**INFORMATION SHOWN:**
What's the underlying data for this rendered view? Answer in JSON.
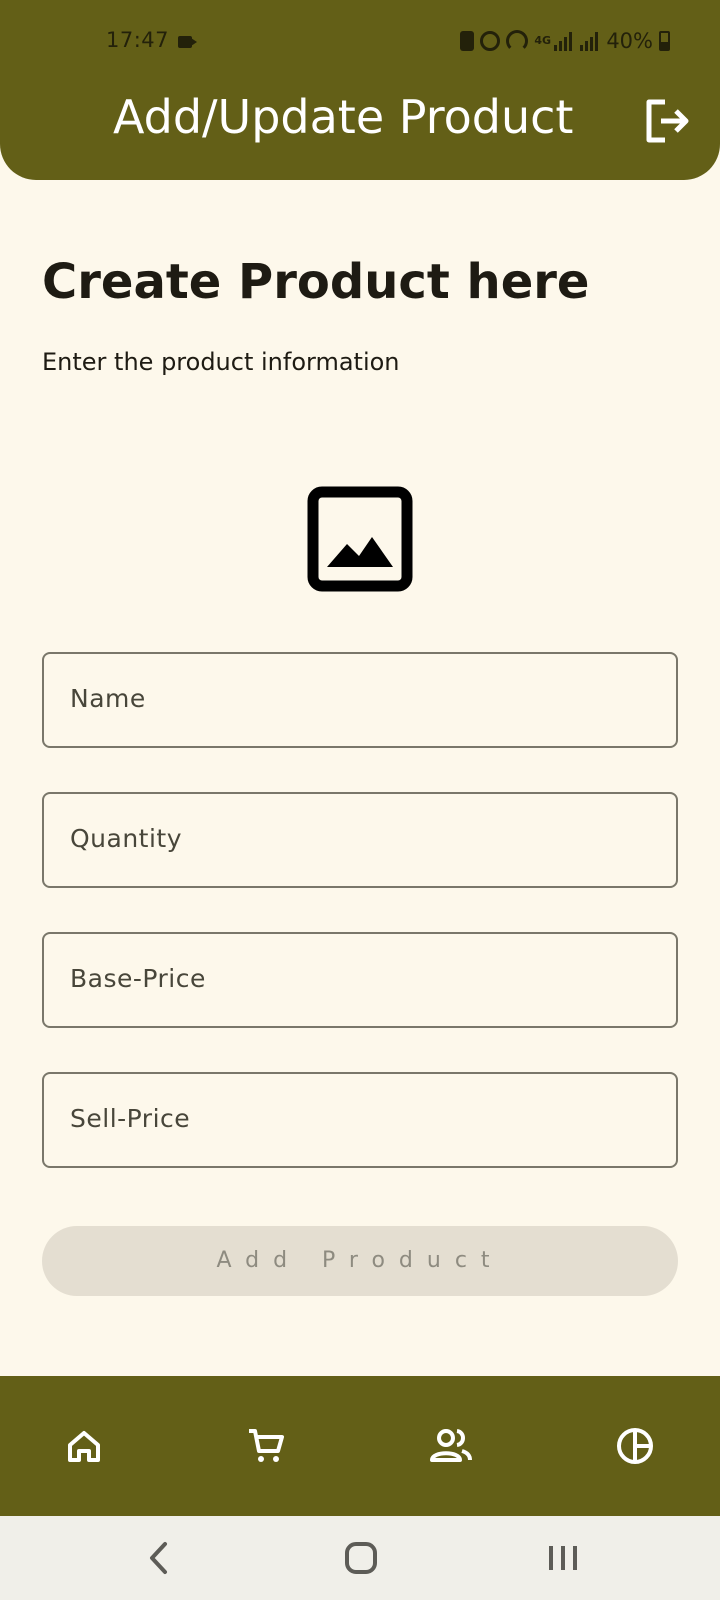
{
  "status_bar": {
    "time": "17:47",
    "battery_percent": "40%",
    "network_label": "4G",
    "icons": [
      "video-record-icon",
      "battery-saver-icon",
      "alarm-icon",
      "hotspot-icon",
      "signal-icon",
      "signal-icon",
      "battery-icon"
    ]
  },
  "app_bar": {
    "title": "Add/Update Product",
    "logout_icon": "logout-icon"
  },
  "form": {
    "heading": "Create Product here",
    "subheading": "Enter the product information",
    "image_icon": "image-icon",
    "fields": {
      "name": {
        "placeholder": "Name",
        "value": ""
      },
      "quantity": {
        "placeholder": "Quantity",
        "value": ""
      },
      "base_price": {
        "placeholder": "Base-Price",
        "value": ""
      },
      "sell_price": {
        "placeholder": "Sell-Price",
        "value": ""
      }
    },
    "submit_label": "Add Product"
  },
  "bottom_nav": {
    "items": [
      {
        "icon": "home-icon"
      },
      {
        "icon": "cart-icon"
      },
      {
        "icon": "customers-icon"
      },
      {
        "icon": "pie-chart-icon"
      }
    ]
  },
  "system_nav": {
    "buttons": [
      "back-icon",
      "home-circle-icon",
      "recents-icon"
    ]
  },
  "colors": {
    "primary": "#635f17",
    "background": "#fdf8eb",
    "button_disabled_bg": "#e4ded1",
    "button_disabled_text": "#8e8b80",
    "field_border": "#7a776a"
  }
}
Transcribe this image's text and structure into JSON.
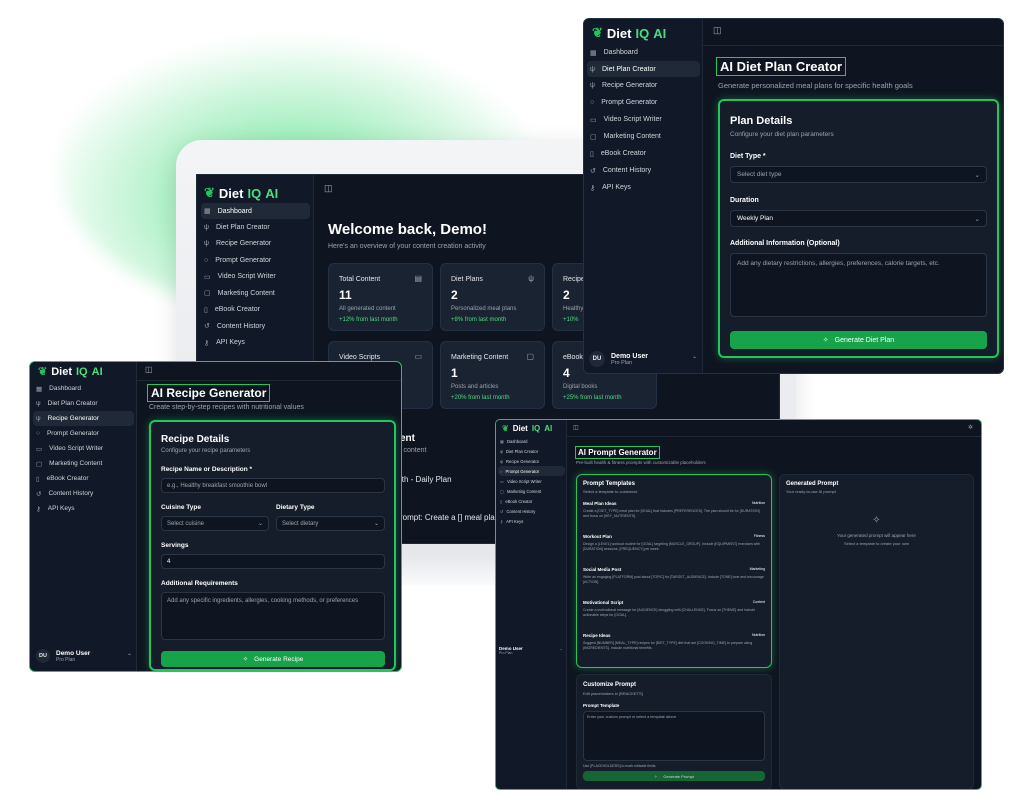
{
  "brand": {
    "diet": "Diet",
    "iq": "IQ",
    "ai": "AI"
  },
  "nav": [
    "Dashboard",
    "Diet Plan Creator",
    "Recipe Generator",
    "Prompt Generator",
    "Video Script Writer",
    "Marketing Content",
    "eBook Creator",
    "Content History",
    "API Keys"
  ],
  "user": {
    "initials": "DU",
    "name": "Demo User",
    "plan": "Pro Plan"
  },
  "dashboard": {
    "title": "Welcome back, Demo!",
    "subtitle": "Here's an overview of your content creation activity",
    "stats": [
      {
        "label": "Total Content",
        "value": "11",
        "desc": "All generated content",
        "trend": "+12% from last month"
      },
      {
        "label": "Diet Plans",
        "value": "2",
        "desc": "Personalized meal plans",
        "trend": "+8% from last month"
      },
      {
        "label": "Recipe",
        "value": "2",
        "desc": "Healthy",
        "trend": "+10%"
      },
      {
        "label": "Video Scripts",
        "value": "",
        "desc": "",
        "trend": ""
      },
      {
        "label": "Marketing Content",
        "value": "1",
        "desc": "Posts and articles",
        "trend": "+20% from last month"
      },
      {
        "label": "eBooks",
        "value": "4",
        "desc": "Digital books",
        "trend": "+25% from last month"
      }
    ],
    "recent_heading": "ent",
    "recent_sub": "l content",
    "recent_1": "lth - Daily Plan",
    "recent_2": "rompt: Create a [] meal pla"
  },
  "diet": {
    "title": "AI Diet Plan Creator",
    "subtitle": "Generate personalized meal plans for specific health goals",
    "card_title": "Plan Details",
    "card_sub": "Configure your diet plan parameters",
    "diet_type_label": "Diet Type *",
    "diet_type_placeholder": "Select diet type",
    "duration_label": "Duration",
    "duration_value": "Weekly Plan",
    "info_label": "Additional Information (Optional)",
    "info_placeholder": "Add any dietary restrictions, allergies, preferences, calorie targets, etc.",
    "button": "Generate Diet Plan"
  },
  "recipe": {
    "title": "AI Recipe Generator",
    "subtitle": "Create step-by-step recipes with nutritional values",
    "card_title": "Recipe Details",
    "card_sub": "Configure your recipe parameters",
    "name_label": "Recipe Name or Description *",
    "name_placeholder": "e.g., Healthy breakfast smoothie bowl",
    "cuisine_label": "Cuisine Type",
    "cuisine_placeholder": "Select cuisine",
    "dietary_label": "Dietary Type",
    "dietary_placeholder": "Select dietary",
    "servings_label": "Servings",
    "servings_value": "4",
    "req_label": "Additional Requirements",
    "req_placeholder": "Add any specific ingredients, allergies, cooking methods, or preferences",
    "button": "Generate Recipe"
  },
  "prompt": {
    "title": "AI Prompt Generator",
    "subtitle": "Pre-built health & fitness prompts with customizable placeholders",
    "templates_title": "Prompt Templates",
    "templates_sub": "Select a template to customize",
    "templates": [
      {
        "name": "Meal Plan Ideas",
        "tag": "Nutrition",
        "text": "Create a [DIET_TYPE] meal plan for [GOAL] that includes [PREFERENCES]. The plan should be for [DURATION] and focus on [KEY_NUTRIENTS]."
      },
      {
        "name": "Workout Plan",
        "tag": "Fitness",
        "text": "Design a [LEVEL] workout routine for [GOAL] targeting [MUSCLE_GROUP]. Include [EQUIPMENT] exercises with [DURATION] sessions, [FREQUENCY] per week."
      },
      {
        "name": "Social Media Post",
        "tag": "Marketing",
        "text": "Write an engaging [PLATFORM] post about [TOPIC] for [TARGET_AUDIENCE]. Include [TONE] tone and encourage [ACTION]."
      },
      {
        "name": "Motivational Script",
        "tag": "Content",
        "text": "Create a motivational message for [AUDIENCE] struggling with [CHALLENGE]. Focus on [THEME] and include actionable steps for [GOAL]."
      },
      {
        "name": "Recipe Ideas",
        "tag": "Nutrition",
        "text": "Suggest [NUMBER] [MEAL_TYPE] recipes for [DIET_TYPE] diet that are [COOKING_TIME] to prepare using [INGREDIENTS]. Include nutritional benefits."
      }
    ],
    "generated_title": "Generated Prompt",
    "generated_sub": "Your ready-to-use AI prompt",
    "empty_1": "Your generated prompt will appear here",
    "empty_2": "Select a template to create your own",
    "customize_title": "Customize Prompt",
    "customize_sub": "Edit placeholders in [BRACKETS]",
    "template_label": "Prompt Template",
    "template_placeholder": "Enter your custom prompt or select a template above",
    "hint": "Use [PLACEHOLDERS] to mark editable fields",
    "button": "Generate Prompt"
  }
}
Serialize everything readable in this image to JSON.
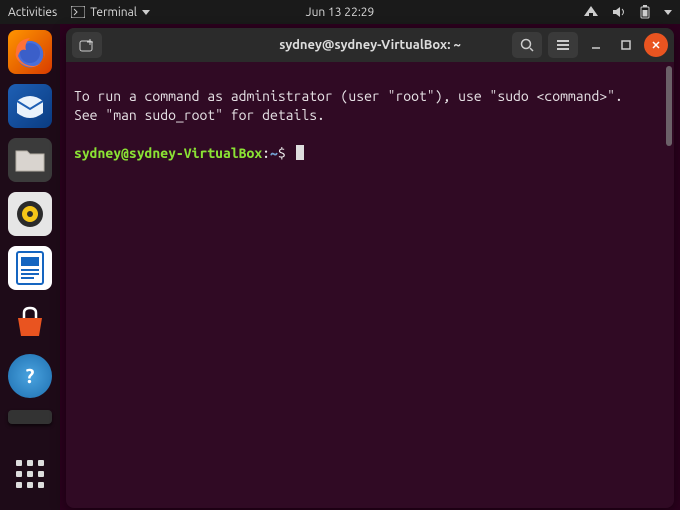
{
  "topbar": {
    "activities": "Activities",
    "app_indicator": "Terminal",
    "clock": "Jun 13  22:29"
  },
  "dock": {
    "firefox": "firefox-icon",
    "thunderbird": "thunderbird-icon",
    "files": "files-icon",
    "rhythmbox": "rhythmbox-icon",
    "writer": "libreoffice-writer-icon",
    "software": "ubuntu-software-icon",
    "help": "help-icon"
  },
  "window": {
    "title": "sydney@sydney-VirtualBox: ~"
  },
  "terminal": {
    "line1": "To run a command as administrator (user \"root\"), use \"sudo <command>\".",
    "line2": "See \"man sudo_root\" for details.",
    "prompt_user": "sydney@sydney-VirtualBox",
    "prompt_sep": ":",
    "prompt_path": "~",
    "prompt_symbol": "$"
  }
}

**WHAT IS REQUIRED:** Leave out the pictures and copy the rest of the material above exactly.

**ANSWER TO THE PROBLEM:**
What's the underlying data for this rendered view? Answer in JSON.
{
  "status_bar": {
    "time": "17:47",
    "battery_percent": "40%",
    "network_label": "4G",
    "icons": [
      "video-record-icon",
      "battery-saver-icon",
      "alarm-icon",
      "hotspot-icon",
      "signal-icon",
      "signal-icon",
      "battery-icon"
    ]
  },
  "app_bar": {
    "title": "Add/Update Product",
    "logout_icon": "logout-icon"
  },
  "form": {
    "heading": "Create Product here",
    "subheading": "Enter the product information",
    "image_icon": "image-icon",
    "fields": {
      "name": {
        "placeholder": "Name",
        "value": ""
      },
      "quantity": {
        "placeholder": "Quantity",
        "value": ""
      },
      "base_price": {
        "placeholder": "Base-Price",
        "value": ""
      },
      "sell_price": {
        "placeholder": "Sell-Price",
        "value": ""
      }
    },
    "submit_label": "Add Product"
  },
  "bottom_nav": {
    "items": [
      {
        "icon": "home-icon"
      },
      {
        "icon": "cart-icon"
      },
      {
        "icon": "customers-icon"
      },
      {
        "icon": "pie-chart-icon"
      }
    ]
  },
  "system_nav": {
    "buttons": [
      "back-icon",
      "home-circle-icon",
      "recents-icon"
    ]
  },
  "colors": {
    "primary": "#635f17",
    "background": "#fdf8eb",
    "button_disabled_bg": "#e4ded1",
    "button_disabled_text": "#8e8b80",
    "field_border": "#7a776a"
  }
}
Transcribe this image's text and structure into JSON.
{
  "brand": {
    "diet": "Diet",
    "iq": "IQ",
    "ai": "AI"
  },
  "nav": [
    "Dashboard",
    "Diet Plan Creator",
    "Recipe Generator",
    "Prompt Generator",
    "Video Script Writer",
    "Marketing Content",
    "eBook Creator",
    "Content History",
    "API Keys"
  ],
  "user": {
    "initials": "DU",
    "name": "Demo User",
    "plan": "Pro Plan"
  },
  "dashboard": {
    "title": "Welcome back, Demo!",
    "subtitle": "Here's an overview of your content creation activity",
    "stats": [
      {
        "label": "Total Content",
        "value": "11",
        "desc": "All generated content",
        "trend": "+12% from last month"
      },
      {
        "label": "Diet Plans",
        "value": "2",
        "desc": "Personalized meal plans",
        "trend": "+8% from last month"
      },
      {
        "label": "Recipe",
        "value": "2",
        "desc": "Healthy",
        "trend": "+10%"
      },
      {
        "label": "Video Scripts",
        "value": "",
        "desc": "",
        "trend": ""
      },
      {
        "label": "Marketing Content",
        "value": "1",
        "desc": "Posts and articles",
        "trend": "+20% from last month"
      },
      {
        "label": "eBooks",
        "value": "4",
        "desc": "Digital books",
        "trend": "+25% from last month"
      }
    ],
    "recent_heading": "ent",
    "recent_sub": "l content",
    "recent_1": "lth - Daily Plan",
    "recent_2": "rompt: Create a [] meal pla"
  },
  "diet": {
    "title": "AI Diet Plan Creator",
    "subtitle": "Generate personalized meal plans for specific health goals",
    "card_title": "Plan Details",
    "card_sub": "Configure your diet plan parameters",
    "diet_type_label": "Diet Type *",
    "diet_type_placeholder": "Select diet type",
    "duration_label": "Duration",
    "duration_value": "Weekly Plan",
    "info_label": "Additional Information (Optional)",
    "info_placeholder": "Add any dietary restrictions, allergies, preferences, calorie targets, etc.",
    "button": "Generate Diet Plan"
  },
  "recipe": {
    "title": "AI Recipe Generator",
    "subtitle": "Create step-by-step recipes with nutritional values",
    "card_title": "Recipe Details",
    "card_sub": "Configure your recipe parameters",
    "name_label": "Recipe Name or Description *",
    "name_placeholder": "e.g., Healthy breakfast smoothie bowl",
    "cuisine_label": "Cuisine Type",
    "cuisine_placeholder": "Select cuisine",
    "dietary_label": "Dietary Type",
    "dietary_placeholder": "Select dietary",
    "servings_label": "Servings",
    "servings_value": "4",
    "req_label": "Additional Requirements",
    "req_placeholder": "Add any specific ingredients, allergies, cooking methods, or preferences",
    "button": "Generate Recipe"
  },
  "prompt": {
    "title": "AI Prompt Generator",
    "subtitle": "Pre-built health & fitness prompts with customizable placeholders",
    "templates_title": "Prompt Templates",
    "templates_sub": "Select a template to customize",
    "templates": [
      {
        "name": "Meal Plan Ideas",
        "tag": "Nutrition",
        "text": "Create a [DIET_TYPE] meal plan for [GOAL] that includes [PREFERENCES]. The plan should be for [DURATION] and focus on [KEY_NUTRIENTS]."
      },
      {
        "name": "Workout Plan",
        "tag": "Fitness",
        "text": "Design a [LEVEL] workout routine for [GOAL] targeting [MUSCLE_GROUP]. Include [EQUIPMENT] exercises with [DURATION] sessions, [FREQUENCY] per week."
      },
      {
        "name": "Social Media Post",
        "tag": "Marketing",
        "text": "Write an engaging [PLATFORM] post about [TOPIC] for [TARGET_AUDIENCE]. Include [TONE] tone and encourage [ACTION]."
      },
      {
        "name": "Motivational Script",
        "tag": "Content",
        "text": "Create a motivational message for [AUDIENCE] struggling with [CHALLENGE]. Focus on [THEME] and include actionable steps for [GOAL]."
      },
      {
        "name": "Recipe Ideas",
        "tag": "Nutrition",
        "text": "Suggest [NUMBER] [MEAL_TYPE] recipes for [DIET_TYPE] diet that are [COOKING_TIME] to prepare using [INGREDIENTS]. Include nutritional benefits."
      }
    ],
    "generated_title": "Generated Prompt",
    "generated_sub": "Your ready-to-use AI prompt",
    "empty_1": "Your generated prompt will appear here",
    "empty_2": "Select a template to create your own",
    "customize_title": "Customize Prompt",
    "customize_sub": "Edit placeholders in [BRACKETS]",
    "template_label": "Prompt Template",
    "template_placeholder": "Enter your custom prompt or select a template above",
    "hint": "Use [PLACEHOLDERS] to mark editable fields",
    "button": "Generate Prompt"
  }
}
Serialize everything readable in this image to JSON.
{
  "topbar": {
    "activities": "Activities",
    "app_indicator": "Terminal",
    "clock": "Jun 13  22:29"
  },
  "dock": {
    "firefox": "firefox-icon",
    "thunderbird": "thunderbird-icon",
    "files": "files-icon",
    "rhythmbox": "rhythmbox-icon",
    "writer": "libreoffice-writer-icon",
    "software": "ubuntu-software-icon",
    "help": "help-icon"
  },
  "window": {
    "title": "sydney@sydney-VirtualBox: ~"
  },
  "terminal": {
    "line1": "To run a command as administrator (user \"root\"), use \"sudo <command>\".",
    "line2": "See \"man sudo_root\" for details.",
    "prompt_user": "sydney@sydney-VirtualBox",
    "prompt_sep": ":",
    "prompt_path": "~",
    "prompt_symbol": "$"
  }
}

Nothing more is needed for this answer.